Rows from a dataset:

++++++

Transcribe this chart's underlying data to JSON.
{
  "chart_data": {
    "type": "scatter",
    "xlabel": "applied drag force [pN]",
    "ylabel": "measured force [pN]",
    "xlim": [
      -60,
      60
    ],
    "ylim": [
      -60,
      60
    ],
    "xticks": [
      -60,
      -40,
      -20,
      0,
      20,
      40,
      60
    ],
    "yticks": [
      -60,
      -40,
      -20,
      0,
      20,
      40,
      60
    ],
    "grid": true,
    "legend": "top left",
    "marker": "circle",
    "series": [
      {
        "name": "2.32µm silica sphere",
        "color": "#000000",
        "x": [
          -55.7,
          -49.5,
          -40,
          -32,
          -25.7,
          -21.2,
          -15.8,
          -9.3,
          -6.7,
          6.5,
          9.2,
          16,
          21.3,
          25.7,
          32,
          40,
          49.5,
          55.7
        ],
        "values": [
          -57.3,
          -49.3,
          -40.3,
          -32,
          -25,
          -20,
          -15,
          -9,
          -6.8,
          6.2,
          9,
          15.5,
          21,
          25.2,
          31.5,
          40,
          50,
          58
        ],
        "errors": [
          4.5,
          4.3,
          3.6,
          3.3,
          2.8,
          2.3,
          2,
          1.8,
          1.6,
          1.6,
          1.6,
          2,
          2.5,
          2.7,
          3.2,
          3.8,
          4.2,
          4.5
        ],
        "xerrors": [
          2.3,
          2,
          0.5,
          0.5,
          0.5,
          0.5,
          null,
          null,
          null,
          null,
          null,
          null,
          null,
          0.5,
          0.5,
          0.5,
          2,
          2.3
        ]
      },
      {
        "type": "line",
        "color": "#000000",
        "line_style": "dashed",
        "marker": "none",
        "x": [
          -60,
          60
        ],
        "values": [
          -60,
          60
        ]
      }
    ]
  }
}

++++++

#### TASK GOAL:
Scan the listing above. Gather each line that contains the word "force".

#### RESULT:
    "xlabel": "applied drag force [pN]",
    "ylabel": "measured force [pN]",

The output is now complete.